• [Requirement]: Output the full listing word for word.

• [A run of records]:
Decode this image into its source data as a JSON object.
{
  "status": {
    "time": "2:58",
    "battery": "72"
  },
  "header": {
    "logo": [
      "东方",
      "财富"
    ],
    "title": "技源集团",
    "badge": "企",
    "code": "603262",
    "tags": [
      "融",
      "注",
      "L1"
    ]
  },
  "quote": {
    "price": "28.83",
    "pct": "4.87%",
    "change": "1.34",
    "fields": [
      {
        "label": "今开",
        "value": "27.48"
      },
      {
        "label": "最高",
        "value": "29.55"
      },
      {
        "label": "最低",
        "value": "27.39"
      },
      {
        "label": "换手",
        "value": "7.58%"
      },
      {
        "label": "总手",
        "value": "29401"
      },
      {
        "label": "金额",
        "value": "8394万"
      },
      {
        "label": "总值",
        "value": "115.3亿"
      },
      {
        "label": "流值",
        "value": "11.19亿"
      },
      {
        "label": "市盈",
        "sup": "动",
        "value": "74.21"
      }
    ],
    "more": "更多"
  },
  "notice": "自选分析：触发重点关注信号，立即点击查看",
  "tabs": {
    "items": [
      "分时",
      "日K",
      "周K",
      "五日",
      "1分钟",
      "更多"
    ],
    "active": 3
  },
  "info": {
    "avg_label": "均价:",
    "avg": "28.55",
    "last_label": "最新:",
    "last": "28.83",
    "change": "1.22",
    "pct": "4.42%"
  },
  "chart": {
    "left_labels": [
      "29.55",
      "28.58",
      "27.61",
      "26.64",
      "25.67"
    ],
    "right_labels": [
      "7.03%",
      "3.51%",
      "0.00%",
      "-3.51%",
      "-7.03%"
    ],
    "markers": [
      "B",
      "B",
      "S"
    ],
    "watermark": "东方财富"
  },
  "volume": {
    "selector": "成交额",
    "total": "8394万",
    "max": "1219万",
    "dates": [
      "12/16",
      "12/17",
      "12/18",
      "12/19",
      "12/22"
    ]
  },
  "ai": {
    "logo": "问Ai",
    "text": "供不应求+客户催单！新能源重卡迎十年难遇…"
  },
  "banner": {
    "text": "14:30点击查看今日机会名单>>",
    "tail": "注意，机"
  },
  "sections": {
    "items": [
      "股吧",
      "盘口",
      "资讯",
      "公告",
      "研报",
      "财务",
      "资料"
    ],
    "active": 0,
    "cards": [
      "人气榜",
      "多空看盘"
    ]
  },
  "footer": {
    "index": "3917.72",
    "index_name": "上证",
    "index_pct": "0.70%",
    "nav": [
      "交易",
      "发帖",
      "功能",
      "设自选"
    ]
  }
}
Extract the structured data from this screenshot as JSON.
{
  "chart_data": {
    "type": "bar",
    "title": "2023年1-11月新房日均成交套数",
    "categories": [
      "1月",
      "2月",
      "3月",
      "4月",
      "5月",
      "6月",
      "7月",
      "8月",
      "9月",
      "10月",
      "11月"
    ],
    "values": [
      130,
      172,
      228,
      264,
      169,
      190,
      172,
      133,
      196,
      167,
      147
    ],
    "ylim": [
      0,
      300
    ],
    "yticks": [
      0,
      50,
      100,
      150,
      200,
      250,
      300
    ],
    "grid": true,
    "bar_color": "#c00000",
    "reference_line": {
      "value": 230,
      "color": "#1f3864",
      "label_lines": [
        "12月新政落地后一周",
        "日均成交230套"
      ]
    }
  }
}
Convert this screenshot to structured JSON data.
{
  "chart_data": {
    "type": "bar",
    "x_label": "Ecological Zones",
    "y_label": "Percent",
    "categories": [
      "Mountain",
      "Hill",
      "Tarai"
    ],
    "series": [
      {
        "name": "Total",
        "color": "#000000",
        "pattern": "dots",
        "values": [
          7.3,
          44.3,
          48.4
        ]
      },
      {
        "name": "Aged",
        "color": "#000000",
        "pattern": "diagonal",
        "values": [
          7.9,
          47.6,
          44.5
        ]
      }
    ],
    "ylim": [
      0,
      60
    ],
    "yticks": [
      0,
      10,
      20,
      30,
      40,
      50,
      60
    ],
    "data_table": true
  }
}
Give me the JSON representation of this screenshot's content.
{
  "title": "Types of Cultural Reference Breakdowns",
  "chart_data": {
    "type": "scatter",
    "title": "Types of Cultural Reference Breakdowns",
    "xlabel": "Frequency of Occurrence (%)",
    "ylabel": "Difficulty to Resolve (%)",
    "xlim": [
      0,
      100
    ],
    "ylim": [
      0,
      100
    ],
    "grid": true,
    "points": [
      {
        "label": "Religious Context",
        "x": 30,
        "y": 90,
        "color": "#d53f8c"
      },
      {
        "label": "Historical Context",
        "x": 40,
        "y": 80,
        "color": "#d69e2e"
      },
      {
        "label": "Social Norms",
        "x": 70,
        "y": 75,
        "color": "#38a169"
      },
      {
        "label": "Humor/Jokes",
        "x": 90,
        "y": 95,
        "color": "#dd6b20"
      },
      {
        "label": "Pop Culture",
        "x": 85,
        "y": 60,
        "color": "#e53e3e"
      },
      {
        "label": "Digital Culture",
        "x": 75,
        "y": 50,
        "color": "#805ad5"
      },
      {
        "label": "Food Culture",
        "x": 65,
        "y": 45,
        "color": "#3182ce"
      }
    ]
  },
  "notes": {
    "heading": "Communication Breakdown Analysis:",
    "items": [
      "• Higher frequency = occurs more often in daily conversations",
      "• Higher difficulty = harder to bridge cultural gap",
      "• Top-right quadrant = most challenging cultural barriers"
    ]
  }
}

• [Finished task]:
Decode this image into its source data as a JSON object.
{
  "status": {
    "time": "2:58",
    "battery": "72"
  },
  "header": {
    "logo": [
      "东方",
      "财富"
    ],
    "title": "技源集团",
    "badge": "企",
    "code": "603262",
    "tags": [
      "融",
      "注",
      "L1"
    ]
  },
  "quote": {
    "price": "28.83",
    "pct": "4.87%",
    "change": "1.34",
    "fields": [
      {
        "label": "今开",
        "value": "27.48"
      },
      {
        "label": "最高",
        "value": "29.55"
      },
      {
        "label": "最低",
        "value": "27.39"
      },
      {
        "label": "换手",
        "value": "7.58%"
      },
      {
        "label": "总手",
        "value": "29401"
      },
      {
        "label": "金额",
        "value": "8394万"
      },
      {
        "label": "总值",
        "value": "115.3亿"
      },
      {
        "label": "流值",
        "value": "11.19亿"
      },
      {
        "label": "市盈",
        "sup": "动",
        "value": "74.21"
      }
    ],
    "more": "更多"
  },
  "notice": "自选分析：触发重点关注信号，立即点击查看",
  "tabs": {
    "items": [
      "分时",
      "日K",
      "周K",
      "五日",
      "1分钟",
      "更多"
    ],
    "active": 3
  },
  "info": {
    "avg_label": "均价:",
    "avg": "28.55",
    "last_label": "最新:",
    "last": "28.83",
    "change": "1.22",
    "pct": "4.42%"
  },
  "chart": {
    "left_labels": [
      "29.55",
      "28.58",
      "27.61",
      "26.64",
      "25.67"
    ],
    "right_labels": [
      "7.03%",
      "3.51%",
      "0.00%",
      "-3.51%",
      "-7.03%"
    ],
    "markers": [
      "B",
      "B",
      "S"
    ],
    "watermark": "东方财富"
  },
  "volume": {
    "selector": "成交额",
    "total": "8394万",
    "max": "1219万",
    "dates": [
      "12/16",
      "12/17",
      "12/18",
      "12/19",
      "12/22"
    ]
  },
  "ai": {
    "logo": "问Ai",
    "text": "供不应求+客户催单！新能源重卡迎十年难遇…"
  },
  "banner": {
    "text": "14:30点击查看今日机会名单>>",
    "tail": "注意，机"
  },
  "sections": {
    "items": [
      "股吧",
      "盘口",
      "资讯",
      "公告",
      "研报",
      "财务",
      "资料"
    ],
    "active": 0,
    "cards": [
      "人气榜",
      "多空看盘"
    ]
  },
  "footer": {
    "index": "3917.72",
    "index_name": "上证",
    "index_pct": "0.70%",
    "nav": [
      "交易",
      "发帖",
      "功能",
      "设自选"
    ]
  }
}
Extract the structured data from this screenshot as JSON.
{
  "chart_data": {
    "type": "bar",
    "title": "2023年1-11月新房日均成交套数",
    "categories": [
      "1月",
      "2月",
      "3月",
      "4月",
      "5月",
      "6月",
      "7月",
      "8月",
      "9月",
      "10月",
      "11月"
    ],
    "values": [
      130,
      172,
      228,
      264,
      169,
      190,
      172,
      133,
      196,
      167,
      147
    ],
    "ylim": [
      0,
      300
    ],
    "yticks": [
      0,
      50,
      100,
      150,
      200,
      250,
      300
    ],
    "grid": true,
    "bar_color": "#c00000",
    "reference_line": {
      "value": 230,
      "color": "#1f3864",
      "label_lines": [
        "12月新政落地后一周",
        "日均成交230套"
      ]
    }
  }
}
Convert this screenshot to structured JSON data.
{
  "chart_data": {
    "type": "bar",
    "x_label": "Ecological Zones",
    "y_label": "Percent",
    "categories": [
      "Mountain",
      "Hill",
      "Tarai"
    ],
    "series": [
      {
        "name": "Total",
        "color": "#000000",
        "pattern": "dots",
        "values": [
          7.3,
          44.3,
          48.4
        ]
      },
      {
        "name": "Aged",
        "color": "#000000",
        "pattern": "diagonal",
        "values": [
          7.9,
          47.6,
          44.5
        ]
      }
    ],
    "ylim": [
      0,
      60
    ],
    "yticks": [
      0,
      10,
      20,
      30,
      40,
      50,
      60
    ],
    "data_table": true
  }
}
Give me the JSON representation of this screenshot's content.
{
  "title": "Types of Cultural Reference Breakdowns",
  "chart_data": {
    "type": "scatter",
    "title": "Types of Cultural Reference Breakdowns",
    "xlabel": "Frequency of Occurrence (%)",
    "ylabel": "Difficulty to Resolve (%)",
    "xlim": [
      0,
      100
    ],
    "ylim": [
      0,
      100
    ],
    "grid": true,
    "points": [
      {
        "label": "Religious Context",
        "x": 30,
        "y": 90,
        "color": "#d53f8c"
      },
      {
        "label": "Historical Context",
        "x": 40,
        "y": 80,
        "color": "#d69e2e"
      },
      {
        "label": "Social Norms",
        "x": 70,
        "y": 75,
        "color": "#38a169"
      },
      {
        "label": "Humor/Jokes",
        "x": 90,
        "y": 95,
        "color": "#dd6b20"
      },
      {
        "label": "Pop Culture",
        "x": 85,
        "y": 60,
        "color": "#e53e3e"
      },
      {
        "label": "Digital Culture",
        "x": 75,
        "y": 50,
        "color": "#805ad5"
      },
      {
        "label": "Food Culture",
        "x": 65,
        "y": 45,
        "color": "#3182ce"
      }
    ]
  },
  "notes": {
    "heading": "Communication Breakdown Analysis:",
    "items": [
      "• Higher frequency = occurs more often in daily conversations",
      "• Higher difficulty = harder to bridge cultural gap",
      "• Top-right quadrant = most challenging cultural barriers"
    ]
  }
}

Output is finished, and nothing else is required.